---------- DATASET RECORDS

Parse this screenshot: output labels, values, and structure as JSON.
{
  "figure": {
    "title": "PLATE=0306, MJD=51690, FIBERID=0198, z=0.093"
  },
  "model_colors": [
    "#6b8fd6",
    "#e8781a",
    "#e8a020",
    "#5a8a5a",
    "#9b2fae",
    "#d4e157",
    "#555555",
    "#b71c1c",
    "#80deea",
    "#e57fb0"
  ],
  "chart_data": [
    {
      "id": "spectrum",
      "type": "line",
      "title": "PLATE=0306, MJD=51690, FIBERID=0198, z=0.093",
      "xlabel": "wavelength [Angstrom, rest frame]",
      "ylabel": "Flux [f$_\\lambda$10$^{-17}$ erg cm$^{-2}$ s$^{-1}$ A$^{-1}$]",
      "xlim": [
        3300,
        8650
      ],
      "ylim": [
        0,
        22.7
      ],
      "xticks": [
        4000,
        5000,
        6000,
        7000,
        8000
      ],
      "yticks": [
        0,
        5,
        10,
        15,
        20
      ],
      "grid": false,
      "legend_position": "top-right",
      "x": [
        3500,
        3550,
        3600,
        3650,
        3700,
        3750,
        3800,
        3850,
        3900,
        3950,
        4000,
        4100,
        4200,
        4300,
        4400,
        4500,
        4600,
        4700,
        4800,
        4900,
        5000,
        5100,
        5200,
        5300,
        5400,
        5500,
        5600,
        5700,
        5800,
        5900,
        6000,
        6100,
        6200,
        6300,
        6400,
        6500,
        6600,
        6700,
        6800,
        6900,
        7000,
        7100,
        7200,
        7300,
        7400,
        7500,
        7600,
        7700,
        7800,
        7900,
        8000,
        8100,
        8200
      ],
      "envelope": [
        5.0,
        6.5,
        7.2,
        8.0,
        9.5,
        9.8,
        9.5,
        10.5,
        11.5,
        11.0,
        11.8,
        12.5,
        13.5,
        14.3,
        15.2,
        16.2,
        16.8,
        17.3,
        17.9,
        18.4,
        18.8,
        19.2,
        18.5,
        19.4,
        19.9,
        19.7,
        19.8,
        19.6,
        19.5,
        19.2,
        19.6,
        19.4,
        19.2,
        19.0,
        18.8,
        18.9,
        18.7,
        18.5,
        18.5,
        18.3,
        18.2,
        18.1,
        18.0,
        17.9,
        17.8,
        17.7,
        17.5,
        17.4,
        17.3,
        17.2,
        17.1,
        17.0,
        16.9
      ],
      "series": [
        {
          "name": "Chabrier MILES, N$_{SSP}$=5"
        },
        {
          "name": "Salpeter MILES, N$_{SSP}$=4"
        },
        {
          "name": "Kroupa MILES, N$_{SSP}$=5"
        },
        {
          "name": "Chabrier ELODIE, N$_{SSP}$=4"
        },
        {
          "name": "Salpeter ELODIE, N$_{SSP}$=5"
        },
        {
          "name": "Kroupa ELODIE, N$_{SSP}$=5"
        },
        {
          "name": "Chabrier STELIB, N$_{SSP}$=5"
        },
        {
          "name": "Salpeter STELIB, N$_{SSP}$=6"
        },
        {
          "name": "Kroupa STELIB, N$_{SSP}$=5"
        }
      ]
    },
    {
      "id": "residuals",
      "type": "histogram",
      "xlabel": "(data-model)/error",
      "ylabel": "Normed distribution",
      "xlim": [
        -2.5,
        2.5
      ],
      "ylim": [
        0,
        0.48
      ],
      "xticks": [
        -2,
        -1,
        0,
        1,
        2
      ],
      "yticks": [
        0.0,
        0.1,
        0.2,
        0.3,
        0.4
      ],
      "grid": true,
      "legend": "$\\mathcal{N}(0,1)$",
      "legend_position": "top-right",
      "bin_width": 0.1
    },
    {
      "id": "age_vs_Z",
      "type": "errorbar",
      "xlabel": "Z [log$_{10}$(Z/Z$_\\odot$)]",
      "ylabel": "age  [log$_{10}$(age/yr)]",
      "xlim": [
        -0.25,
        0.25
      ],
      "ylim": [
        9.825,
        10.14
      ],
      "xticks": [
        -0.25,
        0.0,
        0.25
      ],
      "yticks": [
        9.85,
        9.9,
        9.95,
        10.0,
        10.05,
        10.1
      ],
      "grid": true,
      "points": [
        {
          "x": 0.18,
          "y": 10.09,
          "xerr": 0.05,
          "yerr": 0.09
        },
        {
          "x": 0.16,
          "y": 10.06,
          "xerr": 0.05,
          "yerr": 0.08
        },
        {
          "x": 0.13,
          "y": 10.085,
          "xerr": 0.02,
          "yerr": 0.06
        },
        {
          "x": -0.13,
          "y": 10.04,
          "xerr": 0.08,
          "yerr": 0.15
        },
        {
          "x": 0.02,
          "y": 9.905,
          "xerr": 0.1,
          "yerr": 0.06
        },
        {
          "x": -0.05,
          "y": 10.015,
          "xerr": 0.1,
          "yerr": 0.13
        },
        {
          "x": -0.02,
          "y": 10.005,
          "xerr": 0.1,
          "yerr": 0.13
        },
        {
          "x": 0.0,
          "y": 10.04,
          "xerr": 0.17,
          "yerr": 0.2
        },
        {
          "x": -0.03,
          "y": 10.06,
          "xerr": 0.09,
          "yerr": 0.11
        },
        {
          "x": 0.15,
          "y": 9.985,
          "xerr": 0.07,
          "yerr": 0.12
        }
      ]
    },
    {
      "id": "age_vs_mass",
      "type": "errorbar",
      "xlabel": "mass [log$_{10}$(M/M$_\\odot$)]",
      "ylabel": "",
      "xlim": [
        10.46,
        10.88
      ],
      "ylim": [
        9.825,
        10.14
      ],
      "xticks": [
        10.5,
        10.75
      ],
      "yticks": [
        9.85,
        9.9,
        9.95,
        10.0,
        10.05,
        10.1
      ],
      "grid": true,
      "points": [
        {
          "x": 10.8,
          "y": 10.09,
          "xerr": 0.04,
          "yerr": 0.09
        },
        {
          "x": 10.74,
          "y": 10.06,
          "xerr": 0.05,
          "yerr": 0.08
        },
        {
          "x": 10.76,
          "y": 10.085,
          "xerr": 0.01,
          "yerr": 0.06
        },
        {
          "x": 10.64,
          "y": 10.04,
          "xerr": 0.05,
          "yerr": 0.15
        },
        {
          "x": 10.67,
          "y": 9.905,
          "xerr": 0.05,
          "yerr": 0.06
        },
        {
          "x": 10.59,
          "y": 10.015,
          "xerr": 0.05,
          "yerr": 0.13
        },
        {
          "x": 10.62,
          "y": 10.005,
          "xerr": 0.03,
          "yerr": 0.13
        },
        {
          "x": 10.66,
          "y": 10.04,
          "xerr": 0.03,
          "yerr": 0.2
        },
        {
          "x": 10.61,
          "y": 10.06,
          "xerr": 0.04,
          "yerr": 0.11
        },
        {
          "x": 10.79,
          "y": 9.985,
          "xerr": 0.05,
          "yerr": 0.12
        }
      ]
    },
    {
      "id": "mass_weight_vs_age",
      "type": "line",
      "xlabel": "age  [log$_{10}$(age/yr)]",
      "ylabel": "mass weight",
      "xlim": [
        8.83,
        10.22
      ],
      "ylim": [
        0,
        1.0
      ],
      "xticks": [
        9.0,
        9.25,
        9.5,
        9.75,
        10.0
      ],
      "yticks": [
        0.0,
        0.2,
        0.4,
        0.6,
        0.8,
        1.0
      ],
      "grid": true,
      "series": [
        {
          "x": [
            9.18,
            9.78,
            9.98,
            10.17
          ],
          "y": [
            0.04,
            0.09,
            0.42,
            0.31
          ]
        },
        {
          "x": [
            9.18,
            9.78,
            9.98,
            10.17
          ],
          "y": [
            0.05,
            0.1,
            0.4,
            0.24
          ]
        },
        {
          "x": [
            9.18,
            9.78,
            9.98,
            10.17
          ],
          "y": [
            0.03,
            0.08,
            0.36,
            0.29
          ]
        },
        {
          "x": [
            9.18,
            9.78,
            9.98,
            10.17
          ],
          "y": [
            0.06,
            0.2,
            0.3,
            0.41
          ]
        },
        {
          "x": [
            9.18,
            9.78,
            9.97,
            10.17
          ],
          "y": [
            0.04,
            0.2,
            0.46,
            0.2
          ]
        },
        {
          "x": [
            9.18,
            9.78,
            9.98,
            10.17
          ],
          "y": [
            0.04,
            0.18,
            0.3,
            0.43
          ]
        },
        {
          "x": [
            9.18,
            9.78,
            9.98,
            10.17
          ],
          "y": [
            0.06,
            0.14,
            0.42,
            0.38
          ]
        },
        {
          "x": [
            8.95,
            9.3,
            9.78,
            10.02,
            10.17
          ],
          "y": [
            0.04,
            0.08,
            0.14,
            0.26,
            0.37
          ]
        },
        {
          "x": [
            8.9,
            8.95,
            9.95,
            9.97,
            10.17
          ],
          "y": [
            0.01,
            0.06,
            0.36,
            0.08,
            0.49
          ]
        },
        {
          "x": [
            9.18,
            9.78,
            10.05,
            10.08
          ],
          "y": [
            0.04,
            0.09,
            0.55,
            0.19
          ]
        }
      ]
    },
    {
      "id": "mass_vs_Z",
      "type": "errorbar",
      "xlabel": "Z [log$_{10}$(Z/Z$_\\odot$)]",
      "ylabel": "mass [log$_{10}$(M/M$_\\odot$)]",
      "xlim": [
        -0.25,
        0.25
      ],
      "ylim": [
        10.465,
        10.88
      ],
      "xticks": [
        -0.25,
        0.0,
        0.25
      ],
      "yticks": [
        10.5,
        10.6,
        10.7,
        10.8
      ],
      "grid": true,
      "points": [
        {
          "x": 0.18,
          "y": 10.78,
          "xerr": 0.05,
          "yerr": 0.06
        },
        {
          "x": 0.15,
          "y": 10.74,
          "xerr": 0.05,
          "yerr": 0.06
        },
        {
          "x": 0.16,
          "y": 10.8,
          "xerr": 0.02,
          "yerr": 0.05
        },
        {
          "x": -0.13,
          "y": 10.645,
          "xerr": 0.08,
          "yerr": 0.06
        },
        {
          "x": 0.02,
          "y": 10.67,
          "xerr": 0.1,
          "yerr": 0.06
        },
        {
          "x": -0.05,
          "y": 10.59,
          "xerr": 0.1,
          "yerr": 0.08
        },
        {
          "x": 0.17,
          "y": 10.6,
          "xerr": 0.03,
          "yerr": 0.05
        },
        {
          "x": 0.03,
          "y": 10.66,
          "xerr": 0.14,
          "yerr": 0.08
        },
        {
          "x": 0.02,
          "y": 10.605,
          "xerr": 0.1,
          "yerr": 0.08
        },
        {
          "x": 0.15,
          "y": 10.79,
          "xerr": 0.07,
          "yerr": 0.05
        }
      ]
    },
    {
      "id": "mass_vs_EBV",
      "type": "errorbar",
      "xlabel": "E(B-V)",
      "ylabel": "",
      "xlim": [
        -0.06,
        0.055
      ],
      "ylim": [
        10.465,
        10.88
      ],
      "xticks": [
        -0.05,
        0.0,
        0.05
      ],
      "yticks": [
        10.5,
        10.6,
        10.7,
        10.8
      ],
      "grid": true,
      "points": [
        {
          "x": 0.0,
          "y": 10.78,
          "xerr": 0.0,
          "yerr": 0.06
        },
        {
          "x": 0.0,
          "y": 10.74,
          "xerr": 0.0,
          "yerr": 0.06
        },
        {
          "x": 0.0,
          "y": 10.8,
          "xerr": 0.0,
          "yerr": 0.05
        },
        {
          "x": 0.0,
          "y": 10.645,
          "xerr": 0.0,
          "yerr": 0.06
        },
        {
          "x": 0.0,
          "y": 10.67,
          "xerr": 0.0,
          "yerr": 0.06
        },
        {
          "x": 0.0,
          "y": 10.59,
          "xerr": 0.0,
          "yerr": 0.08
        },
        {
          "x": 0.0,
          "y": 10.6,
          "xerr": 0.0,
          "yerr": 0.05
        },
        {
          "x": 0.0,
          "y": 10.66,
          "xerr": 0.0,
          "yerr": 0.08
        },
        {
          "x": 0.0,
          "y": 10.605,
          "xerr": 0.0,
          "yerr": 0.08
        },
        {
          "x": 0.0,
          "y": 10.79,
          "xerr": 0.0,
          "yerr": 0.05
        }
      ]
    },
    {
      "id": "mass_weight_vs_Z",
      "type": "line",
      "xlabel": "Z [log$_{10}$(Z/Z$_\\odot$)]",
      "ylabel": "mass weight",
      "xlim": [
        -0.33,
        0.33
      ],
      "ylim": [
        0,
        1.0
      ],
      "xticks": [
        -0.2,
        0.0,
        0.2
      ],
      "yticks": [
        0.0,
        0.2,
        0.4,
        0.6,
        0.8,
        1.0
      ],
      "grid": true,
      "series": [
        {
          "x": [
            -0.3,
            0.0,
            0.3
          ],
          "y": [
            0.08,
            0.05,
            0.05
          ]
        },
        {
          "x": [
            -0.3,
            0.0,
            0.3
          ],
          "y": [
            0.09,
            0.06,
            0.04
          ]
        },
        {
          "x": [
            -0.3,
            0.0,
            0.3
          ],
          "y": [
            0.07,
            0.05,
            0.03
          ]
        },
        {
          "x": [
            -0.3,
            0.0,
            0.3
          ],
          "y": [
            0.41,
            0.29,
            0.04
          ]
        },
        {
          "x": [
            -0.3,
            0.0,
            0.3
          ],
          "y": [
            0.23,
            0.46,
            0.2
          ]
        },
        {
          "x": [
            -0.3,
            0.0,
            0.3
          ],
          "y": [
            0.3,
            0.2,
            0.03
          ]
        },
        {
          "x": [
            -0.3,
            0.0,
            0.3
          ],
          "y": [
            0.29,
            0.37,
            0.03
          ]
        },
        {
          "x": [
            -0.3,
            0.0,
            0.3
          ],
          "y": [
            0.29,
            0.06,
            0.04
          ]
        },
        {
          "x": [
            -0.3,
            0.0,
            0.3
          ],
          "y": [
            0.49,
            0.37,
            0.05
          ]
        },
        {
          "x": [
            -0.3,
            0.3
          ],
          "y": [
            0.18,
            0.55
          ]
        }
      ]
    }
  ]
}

--------------------

#### GIVEN TASK
Pull every line holding "ylabel" out of the records.

#### OUTPUT OF THE TASK
      "ylabel": "Flux [f$_\\lambda$10$^{-17}$ erg cm$^{-2}$ s$^{-1}$ A$^{-1}$]",
      "ylabel": "Normed distribution",
      "ylabel": "age  [log$_{10}$(age/yr)]",
      "ylabel": "",
      "ylabel": "mass weight",
      "ylabel": "mass [log$_{10}$(M/M$_\\odot$)]",
      "ylabel": "",
      "ylabel": "mass weight",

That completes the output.